* START *
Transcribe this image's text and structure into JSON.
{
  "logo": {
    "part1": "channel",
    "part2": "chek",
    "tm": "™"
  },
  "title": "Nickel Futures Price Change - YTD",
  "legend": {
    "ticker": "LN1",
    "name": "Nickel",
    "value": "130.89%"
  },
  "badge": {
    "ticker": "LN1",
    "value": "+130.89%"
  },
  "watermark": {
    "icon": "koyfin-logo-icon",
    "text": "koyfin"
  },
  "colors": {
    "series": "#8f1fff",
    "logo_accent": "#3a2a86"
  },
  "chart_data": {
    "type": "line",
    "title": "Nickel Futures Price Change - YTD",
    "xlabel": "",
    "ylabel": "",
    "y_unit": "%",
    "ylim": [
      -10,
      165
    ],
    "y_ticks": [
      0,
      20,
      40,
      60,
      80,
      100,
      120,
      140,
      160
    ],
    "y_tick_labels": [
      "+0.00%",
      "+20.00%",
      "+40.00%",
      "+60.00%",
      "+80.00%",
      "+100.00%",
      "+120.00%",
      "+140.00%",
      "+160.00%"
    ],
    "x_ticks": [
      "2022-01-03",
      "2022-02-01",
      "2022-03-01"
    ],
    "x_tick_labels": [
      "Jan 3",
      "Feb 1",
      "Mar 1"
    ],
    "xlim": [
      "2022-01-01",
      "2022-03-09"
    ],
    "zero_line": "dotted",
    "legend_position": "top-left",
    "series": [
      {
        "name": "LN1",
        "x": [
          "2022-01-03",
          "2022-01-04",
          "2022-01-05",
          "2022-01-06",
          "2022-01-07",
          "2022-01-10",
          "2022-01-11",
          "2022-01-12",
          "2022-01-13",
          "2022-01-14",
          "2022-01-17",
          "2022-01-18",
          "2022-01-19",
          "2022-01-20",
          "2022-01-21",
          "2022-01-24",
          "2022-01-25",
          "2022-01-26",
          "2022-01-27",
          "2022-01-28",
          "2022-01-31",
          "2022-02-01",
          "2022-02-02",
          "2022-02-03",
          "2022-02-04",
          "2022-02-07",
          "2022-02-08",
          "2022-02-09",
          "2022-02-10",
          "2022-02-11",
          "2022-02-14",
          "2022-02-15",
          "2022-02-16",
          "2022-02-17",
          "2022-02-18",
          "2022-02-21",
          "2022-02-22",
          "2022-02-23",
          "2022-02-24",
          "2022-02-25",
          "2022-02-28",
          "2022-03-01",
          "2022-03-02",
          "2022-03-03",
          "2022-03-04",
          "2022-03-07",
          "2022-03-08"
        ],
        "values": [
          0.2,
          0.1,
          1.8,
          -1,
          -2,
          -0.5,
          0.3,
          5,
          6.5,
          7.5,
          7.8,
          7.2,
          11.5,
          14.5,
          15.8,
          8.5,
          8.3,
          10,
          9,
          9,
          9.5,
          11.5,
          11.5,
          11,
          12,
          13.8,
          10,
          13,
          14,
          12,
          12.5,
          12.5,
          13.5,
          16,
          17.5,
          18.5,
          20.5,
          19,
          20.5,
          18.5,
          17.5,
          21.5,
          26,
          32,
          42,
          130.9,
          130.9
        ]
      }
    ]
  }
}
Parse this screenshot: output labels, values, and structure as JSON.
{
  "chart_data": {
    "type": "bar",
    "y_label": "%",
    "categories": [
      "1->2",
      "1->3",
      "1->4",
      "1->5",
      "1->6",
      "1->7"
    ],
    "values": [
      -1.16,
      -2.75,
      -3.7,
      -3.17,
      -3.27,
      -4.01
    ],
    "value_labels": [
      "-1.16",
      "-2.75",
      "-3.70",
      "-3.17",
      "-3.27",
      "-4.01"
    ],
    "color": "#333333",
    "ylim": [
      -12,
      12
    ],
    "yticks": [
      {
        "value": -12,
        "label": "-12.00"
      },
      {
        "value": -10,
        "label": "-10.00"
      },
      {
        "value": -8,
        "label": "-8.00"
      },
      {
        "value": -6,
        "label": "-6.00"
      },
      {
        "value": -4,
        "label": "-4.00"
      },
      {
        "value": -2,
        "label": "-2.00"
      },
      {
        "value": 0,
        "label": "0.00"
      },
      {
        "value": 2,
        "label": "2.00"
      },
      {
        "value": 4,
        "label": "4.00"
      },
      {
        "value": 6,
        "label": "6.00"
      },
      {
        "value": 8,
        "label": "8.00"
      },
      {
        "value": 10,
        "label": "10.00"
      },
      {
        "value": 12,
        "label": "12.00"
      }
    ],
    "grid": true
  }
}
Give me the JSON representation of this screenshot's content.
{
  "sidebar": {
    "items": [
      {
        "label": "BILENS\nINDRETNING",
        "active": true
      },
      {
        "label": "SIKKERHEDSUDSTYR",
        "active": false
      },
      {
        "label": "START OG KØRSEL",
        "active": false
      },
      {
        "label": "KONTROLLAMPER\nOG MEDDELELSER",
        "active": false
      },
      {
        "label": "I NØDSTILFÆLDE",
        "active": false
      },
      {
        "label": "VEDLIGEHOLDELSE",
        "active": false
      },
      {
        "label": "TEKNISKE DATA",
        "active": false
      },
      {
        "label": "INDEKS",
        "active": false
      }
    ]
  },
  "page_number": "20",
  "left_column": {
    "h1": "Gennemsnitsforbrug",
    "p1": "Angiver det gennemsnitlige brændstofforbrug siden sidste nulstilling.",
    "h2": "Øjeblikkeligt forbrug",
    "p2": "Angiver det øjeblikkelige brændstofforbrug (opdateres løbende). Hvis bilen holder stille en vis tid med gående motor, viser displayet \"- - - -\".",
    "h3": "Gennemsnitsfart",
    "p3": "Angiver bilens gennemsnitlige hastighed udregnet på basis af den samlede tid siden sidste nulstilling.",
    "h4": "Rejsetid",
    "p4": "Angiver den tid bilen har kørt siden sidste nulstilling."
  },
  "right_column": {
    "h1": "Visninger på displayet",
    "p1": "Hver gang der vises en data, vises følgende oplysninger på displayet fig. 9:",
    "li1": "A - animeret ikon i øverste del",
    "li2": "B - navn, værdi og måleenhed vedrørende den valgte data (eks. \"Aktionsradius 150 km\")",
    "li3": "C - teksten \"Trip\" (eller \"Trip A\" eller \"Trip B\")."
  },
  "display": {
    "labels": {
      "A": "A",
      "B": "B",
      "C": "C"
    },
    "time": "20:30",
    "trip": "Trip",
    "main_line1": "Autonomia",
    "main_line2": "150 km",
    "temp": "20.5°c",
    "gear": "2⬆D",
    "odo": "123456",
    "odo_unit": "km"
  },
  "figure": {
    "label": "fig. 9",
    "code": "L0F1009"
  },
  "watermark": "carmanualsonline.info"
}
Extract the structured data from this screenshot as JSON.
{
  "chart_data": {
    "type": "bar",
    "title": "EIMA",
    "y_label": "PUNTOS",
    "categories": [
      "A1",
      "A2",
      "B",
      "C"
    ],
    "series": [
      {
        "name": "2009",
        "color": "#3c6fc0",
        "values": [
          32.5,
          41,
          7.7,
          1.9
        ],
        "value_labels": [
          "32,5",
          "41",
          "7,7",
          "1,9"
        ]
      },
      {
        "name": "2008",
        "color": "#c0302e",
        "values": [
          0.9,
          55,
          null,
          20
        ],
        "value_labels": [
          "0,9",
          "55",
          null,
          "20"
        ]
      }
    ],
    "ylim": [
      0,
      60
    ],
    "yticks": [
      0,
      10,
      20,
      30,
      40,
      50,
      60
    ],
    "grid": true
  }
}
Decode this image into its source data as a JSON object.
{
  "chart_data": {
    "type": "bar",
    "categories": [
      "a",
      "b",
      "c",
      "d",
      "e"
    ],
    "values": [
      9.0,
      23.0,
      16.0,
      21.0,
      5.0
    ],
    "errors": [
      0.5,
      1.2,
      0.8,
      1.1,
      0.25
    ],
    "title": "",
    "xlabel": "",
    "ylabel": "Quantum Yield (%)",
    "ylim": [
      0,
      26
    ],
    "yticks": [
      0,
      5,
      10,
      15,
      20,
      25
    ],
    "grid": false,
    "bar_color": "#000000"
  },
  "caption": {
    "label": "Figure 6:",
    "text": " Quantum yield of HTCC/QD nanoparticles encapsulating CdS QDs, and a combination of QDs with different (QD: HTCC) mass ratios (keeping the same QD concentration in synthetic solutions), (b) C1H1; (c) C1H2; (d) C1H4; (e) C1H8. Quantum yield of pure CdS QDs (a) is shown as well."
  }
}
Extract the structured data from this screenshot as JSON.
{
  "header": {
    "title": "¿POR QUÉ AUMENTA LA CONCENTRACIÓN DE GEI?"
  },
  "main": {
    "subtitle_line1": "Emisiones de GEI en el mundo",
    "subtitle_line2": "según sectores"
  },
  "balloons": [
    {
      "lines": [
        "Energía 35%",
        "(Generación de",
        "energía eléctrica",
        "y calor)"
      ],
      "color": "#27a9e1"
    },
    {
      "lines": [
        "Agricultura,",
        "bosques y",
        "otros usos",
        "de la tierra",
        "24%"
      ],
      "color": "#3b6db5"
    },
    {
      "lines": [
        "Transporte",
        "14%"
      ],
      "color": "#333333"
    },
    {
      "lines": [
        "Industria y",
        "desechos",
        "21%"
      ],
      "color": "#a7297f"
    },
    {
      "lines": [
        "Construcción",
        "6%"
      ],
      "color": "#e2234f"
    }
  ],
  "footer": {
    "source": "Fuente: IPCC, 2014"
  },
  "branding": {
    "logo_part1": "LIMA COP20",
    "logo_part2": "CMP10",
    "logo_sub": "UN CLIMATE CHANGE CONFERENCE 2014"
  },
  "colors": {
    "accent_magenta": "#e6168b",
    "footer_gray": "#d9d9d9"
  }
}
* END *
What the task asks |
Look through the listing and extract every line with "displayet" in it.

Exercise result |
    "p2": "Angiver det øjeblikkelige brændstofforbrug (opdateres løbende). Hvis bilen holder stille en vis tid med gående motor, viser displayet \"- - - -\".",
    "h1": "Visninger på displayet",
    "p1": "Hver gang der vises en data, vises følgende oplysninger på displayet fig. 9:",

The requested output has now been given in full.